How many of the lines below contain "title"? Answer with that number alone.

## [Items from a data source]
========================================================================
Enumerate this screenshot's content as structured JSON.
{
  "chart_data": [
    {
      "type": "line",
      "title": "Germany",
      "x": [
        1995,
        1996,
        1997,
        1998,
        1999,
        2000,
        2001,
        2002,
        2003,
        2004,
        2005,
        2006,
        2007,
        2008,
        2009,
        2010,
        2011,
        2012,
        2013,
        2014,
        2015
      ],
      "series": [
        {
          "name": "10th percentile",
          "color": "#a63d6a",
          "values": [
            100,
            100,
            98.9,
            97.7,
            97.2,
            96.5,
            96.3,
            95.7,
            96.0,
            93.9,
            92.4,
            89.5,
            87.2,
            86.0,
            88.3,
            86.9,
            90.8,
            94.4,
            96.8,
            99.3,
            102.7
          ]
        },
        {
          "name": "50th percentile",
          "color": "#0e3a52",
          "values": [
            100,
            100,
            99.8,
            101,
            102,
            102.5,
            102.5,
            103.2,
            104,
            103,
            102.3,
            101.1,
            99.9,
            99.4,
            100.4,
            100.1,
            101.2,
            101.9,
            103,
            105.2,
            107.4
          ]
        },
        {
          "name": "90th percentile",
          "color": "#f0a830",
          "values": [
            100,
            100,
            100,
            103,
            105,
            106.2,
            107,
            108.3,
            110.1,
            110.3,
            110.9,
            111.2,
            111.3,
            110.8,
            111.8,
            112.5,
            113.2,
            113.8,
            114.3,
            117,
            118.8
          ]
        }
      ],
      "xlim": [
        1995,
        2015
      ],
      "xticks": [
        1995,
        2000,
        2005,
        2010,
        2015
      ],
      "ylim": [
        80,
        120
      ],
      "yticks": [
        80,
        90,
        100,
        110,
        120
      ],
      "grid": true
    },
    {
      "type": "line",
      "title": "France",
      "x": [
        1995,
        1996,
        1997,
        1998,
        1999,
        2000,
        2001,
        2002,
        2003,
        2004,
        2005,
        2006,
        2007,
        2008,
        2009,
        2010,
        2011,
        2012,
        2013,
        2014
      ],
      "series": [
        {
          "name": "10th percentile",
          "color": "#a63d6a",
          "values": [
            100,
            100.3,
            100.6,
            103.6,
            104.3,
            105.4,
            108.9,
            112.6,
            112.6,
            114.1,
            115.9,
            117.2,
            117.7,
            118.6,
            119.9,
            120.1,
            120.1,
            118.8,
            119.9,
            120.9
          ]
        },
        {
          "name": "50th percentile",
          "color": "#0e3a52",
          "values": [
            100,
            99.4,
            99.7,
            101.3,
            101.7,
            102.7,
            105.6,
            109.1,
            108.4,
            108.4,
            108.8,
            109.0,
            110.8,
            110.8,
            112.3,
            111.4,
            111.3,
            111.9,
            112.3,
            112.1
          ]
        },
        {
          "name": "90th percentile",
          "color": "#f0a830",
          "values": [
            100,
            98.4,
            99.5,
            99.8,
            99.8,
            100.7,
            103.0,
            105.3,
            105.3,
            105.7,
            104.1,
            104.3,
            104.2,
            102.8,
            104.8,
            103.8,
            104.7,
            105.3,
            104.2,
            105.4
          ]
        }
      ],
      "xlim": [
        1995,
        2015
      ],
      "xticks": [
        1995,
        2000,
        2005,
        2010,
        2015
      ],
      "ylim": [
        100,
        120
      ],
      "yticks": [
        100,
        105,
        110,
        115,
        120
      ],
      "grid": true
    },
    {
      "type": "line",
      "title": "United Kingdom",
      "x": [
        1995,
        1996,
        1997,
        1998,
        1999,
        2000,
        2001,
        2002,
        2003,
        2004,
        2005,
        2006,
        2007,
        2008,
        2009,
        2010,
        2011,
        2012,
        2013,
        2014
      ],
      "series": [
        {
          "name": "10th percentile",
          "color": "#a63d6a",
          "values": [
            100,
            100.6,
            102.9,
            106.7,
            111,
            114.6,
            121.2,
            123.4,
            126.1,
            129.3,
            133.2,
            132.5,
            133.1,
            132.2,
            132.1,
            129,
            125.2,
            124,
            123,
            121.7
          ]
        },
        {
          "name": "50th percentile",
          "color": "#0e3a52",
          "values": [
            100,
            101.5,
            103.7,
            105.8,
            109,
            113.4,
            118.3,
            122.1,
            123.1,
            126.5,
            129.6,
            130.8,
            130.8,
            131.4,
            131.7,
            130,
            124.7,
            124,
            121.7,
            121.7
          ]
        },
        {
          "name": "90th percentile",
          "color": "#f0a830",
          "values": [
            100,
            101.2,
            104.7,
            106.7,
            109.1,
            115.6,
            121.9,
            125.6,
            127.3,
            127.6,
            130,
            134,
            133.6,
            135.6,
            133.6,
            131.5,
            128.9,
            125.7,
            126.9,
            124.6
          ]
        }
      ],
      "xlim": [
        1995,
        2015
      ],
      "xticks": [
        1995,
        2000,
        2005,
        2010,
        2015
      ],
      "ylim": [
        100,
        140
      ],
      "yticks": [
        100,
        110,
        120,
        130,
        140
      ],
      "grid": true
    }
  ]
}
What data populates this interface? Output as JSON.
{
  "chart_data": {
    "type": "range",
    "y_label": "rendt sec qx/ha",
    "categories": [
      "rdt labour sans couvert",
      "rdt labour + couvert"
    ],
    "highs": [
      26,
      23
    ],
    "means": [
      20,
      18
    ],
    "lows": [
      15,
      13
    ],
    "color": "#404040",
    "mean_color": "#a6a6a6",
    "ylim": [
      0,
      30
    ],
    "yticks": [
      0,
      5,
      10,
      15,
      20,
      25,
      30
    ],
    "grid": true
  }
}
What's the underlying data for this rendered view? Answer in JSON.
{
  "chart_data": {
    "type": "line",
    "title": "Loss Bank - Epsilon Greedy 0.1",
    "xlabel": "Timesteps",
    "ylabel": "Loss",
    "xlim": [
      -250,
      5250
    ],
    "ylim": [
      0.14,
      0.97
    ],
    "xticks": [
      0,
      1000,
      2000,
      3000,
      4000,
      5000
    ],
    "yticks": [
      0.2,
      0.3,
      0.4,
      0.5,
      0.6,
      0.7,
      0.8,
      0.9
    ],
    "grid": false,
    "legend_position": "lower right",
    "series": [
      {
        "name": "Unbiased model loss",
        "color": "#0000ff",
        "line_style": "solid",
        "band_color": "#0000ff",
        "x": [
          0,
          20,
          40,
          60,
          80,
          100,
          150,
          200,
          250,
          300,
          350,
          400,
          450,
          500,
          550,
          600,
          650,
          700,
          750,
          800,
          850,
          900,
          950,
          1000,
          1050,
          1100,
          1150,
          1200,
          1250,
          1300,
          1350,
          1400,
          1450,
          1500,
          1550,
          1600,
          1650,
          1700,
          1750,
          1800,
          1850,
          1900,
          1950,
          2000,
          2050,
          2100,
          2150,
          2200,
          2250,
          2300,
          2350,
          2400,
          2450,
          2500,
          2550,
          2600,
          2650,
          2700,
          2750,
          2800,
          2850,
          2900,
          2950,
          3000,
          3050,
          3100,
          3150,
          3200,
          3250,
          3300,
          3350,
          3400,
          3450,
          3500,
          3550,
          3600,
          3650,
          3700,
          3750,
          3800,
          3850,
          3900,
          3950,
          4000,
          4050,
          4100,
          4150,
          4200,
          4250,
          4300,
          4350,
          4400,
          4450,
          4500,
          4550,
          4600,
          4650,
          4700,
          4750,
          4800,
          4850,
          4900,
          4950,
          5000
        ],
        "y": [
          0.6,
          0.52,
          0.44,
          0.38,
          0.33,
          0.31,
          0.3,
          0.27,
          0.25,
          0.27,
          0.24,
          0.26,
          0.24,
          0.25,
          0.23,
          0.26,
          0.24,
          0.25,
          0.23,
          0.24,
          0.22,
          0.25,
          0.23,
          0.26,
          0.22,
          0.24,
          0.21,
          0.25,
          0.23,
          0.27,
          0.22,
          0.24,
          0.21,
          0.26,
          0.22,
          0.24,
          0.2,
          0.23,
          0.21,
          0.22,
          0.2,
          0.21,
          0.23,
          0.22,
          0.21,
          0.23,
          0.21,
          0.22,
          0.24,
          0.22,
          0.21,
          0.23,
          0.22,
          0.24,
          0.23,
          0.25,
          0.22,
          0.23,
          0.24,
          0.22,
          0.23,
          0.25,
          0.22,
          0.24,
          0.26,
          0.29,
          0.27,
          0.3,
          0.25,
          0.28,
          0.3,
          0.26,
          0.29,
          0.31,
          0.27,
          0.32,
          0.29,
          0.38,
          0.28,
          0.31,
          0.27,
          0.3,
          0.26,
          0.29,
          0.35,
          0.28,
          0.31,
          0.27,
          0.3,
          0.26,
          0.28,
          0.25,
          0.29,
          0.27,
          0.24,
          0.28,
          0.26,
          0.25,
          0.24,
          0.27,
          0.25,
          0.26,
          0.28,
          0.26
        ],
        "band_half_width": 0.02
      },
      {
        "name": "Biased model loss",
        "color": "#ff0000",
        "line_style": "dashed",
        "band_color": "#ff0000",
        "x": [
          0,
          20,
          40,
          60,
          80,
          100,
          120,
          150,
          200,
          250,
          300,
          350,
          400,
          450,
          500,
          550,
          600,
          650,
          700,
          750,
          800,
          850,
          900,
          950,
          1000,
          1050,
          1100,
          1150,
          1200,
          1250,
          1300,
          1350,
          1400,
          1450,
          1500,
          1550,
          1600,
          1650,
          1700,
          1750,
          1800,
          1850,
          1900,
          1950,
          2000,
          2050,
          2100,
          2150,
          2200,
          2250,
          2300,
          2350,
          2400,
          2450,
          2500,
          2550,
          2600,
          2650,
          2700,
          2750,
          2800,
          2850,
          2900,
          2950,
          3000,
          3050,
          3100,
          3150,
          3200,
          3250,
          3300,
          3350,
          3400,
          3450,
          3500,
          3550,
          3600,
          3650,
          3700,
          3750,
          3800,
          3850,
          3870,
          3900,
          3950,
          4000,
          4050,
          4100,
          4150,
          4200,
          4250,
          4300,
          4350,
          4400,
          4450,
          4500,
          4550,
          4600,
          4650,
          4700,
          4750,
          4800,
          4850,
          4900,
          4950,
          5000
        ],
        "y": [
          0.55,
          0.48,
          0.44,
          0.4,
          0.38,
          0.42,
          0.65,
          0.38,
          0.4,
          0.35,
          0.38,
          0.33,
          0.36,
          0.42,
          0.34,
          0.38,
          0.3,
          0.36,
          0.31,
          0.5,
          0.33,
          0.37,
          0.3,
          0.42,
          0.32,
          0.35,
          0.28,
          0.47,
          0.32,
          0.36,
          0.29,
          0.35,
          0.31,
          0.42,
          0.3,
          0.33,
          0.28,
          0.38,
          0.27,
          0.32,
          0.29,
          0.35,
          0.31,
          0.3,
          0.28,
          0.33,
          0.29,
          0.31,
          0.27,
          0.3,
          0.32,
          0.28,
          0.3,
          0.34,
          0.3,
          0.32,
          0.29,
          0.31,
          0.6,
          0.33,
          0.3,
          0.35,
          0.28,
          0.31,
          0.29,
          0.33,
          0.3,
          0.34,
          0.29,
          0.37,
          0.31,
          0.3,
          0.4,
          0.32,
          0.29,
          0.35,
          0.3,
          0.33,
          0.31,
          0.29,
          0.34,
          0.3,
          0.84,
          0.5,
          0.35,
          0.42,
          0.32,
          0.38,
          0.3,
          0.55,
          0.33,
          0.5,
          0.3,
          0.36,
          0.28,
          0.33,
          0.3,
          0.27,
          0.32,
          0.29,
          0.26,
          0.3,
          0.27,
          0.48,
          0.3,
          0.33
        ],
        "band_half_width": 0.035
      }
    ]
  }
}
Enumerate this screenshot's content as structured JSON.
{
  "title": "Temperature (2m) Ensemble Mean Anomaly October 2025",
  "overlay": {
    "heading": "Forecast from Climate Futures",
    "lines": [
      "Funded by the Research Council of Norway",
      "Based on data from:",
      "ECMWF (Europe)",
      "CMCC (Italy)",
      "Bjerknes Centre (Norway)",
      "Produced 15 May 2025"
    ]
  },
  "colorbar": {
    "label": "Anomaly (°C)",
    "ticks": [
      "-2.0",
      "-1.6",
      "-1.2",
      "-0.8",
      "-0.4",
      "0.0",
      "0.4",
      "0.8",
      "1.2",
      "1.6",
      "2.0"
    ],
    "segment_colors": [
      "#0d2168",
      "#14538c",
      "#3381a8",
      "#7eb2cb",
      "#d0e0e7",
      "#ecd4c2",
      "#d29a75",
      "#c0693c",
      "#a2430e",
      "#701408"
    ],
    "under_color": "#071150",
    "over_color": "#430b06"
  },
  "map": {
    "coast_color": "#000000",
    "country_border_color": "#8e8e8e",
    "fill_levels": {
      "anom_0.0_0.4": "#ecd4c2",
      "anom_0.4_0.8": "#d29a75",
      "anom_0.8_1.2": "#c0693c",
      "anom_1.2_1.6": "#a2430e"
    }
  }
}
========================================================================
## [ANSWER TO THE PROBLEM]
5